[Opening DOCUMENT EXTRACT section]

COMPLICATIONS OF SPINAL CORD INJURY • Urinary tract infection or urinary incontinence • Bowel incontinence • Pressure sore • Lung infection • Blood clot • Muscle spasm • Chronic pain and depression • Breathing difficulty • Impaired activities of daily living
Rehabilitation of spinal cord injury Initiate range of motion exercises of all joints within the first week after injury and continue throughout the acute phase. Strengthening Exercises. Seating and Positioning. Mobilization, including bed mobility, transfer training, relevant locomotion (gait or wheelchair). Splinting - Upper and Lower Extremity. Respiratory Interventions including percussion, vibration, suctioning, postural drainage, mobilization, training of accessory muscles, cough, and deep breathing exercises.
Functional communication. Assessment of swallowing. Assessment of cognitive and/or language deficits from concomitant traumatic brain injury. Nutritional Status including anthropometric measurements, dietary intake and losses, nutrition- and hydration-related blood work, ability to self-feed or dependence on others for eating and drinking and other barriers to optimal food and fluid intake Educate patients and families about the rehabilitation process and encourage their participation in discharge planning discussions.

[Closing DOCUMENT EXTRACT section]

*WHAT TO DO*.
Extend the text on spinal cord injury rehabilitation, beginning right after its last sentence. The items that come next are from a different source than the spinal cord injury text.

[Opening DATA EXTRACTS section]

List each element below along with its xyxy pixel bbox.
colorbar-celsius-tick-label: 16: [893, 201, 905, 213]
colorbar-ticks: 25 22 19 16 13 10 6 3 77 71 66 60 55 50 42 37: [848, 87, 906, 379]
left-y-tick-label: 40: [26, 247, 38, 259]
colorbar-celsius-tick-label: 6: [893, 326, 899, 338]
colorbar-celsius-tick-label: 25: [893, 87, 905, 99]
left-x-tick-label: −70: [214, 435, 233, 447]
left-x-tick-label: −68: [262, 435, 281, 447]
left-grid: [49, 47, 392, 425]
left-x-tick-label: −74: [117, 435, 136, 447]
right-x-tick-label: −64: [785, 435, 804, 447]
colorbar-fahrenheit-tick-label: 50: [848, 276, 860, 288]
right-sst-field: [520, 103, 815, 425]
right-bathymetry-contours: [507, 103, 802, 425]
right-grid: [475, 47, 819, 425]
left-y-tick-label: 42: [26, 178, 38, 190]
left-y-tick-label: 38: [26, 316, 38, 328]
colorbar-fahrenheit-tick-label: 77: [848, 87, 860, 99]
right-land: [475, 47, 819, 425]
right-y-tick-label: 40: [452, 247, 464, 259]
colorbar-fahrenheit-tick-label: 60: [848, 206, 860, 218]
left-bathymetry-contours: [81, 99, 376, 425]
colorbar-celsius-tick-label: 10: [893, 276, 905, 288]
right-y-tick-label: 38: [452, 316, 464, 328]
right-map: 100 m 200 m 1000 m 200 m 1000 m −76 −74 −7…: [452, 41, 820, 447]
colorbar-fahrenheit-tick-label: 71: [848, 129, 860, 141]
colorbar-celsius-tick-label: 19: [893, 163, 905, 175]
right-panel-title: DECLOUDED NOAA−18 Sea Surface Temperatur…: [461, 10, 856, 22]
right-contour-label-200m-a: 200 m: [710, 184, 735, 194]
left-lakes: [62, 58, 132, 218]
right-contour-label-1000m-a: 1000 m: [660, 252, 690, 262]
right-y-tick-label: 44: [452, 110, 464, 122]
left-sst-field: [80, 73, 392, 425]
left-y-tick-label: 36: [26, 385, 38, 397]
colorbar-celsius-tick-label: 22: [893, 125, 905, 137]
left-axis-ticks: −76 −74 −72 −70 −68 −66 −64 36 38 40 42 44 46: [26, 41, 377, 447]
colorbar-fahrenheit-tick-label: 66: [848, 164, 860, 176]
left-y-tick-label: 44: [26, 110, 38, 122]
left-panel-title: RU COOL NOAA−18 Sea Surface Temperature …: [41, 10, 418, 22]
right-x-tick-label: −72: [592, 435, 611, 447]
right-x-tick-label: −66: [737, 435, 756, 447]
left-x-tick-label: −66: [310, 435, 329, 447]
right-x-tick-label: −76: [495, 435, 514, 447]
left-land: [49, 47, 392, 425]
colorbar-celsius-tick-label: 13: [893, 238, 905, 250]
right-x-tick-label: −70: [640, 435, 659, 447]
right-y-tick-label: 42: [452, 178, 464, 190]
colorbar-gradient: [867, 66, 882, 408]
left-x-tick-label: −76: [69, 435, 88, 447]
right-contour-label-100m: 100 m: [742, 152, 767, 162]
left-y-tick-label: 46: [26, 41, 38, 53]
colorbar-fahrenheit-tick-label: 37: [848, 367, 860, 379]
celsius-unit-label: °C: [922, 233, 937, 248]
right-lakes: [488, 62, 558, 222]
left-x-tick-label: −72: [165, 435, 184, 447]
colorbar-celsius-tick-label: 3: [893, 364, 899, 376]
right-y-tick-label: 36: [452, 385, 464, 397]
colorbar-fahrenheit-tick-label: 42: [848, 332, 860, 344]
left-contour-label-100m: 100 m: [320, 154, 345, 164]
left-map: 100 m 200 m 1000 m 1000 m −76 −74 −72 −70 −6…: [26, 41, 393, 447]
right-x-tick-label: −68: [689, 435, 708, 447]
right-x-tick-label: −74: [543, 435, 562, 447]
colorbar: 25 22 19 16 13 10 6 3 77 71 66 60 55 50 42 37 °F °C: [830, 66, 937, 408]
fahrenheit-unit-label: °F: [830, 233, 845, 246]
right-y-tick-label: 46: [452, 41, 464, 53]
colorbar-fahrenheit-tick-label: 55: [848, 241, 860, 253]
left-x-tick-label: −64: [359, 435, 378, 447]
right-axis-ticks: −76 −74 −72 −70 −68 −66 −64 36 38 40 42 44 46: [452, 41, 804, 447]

[Closing DATA EXTRACTS section]

*YOUR RESPONSE*.
Contextualizing the lived experience of quality of life for persons with spinal cord injury: A mixed-methods application of the response shift model A mixed-method study, applying the Schwartz and Sprangers response shift (RS) model was conducted to gain greater insight into individuals’ quality of life (QOL) definitions, appraisals, and adaptations following spinal cord injury (SCI) in community dwelling participants. RS is a cognitive process wherein, in response to a change in health status, individuals change internal standards, values, or conceptualization of QOL. A purposive sample of 40 participants with SCI completed semi-structured interviews and accompanying quantitative measures. Four RS themes were identified. The themes ranged from complete RS, indicating active engagement in maintaining QOL, to awareness and comparisons redefining QOL, to a relative lack of RS. The study concluded that the RS model contextualizes differences in QOL definitions, appraisals, and adaptations in a way standardized QOL measures alone do not.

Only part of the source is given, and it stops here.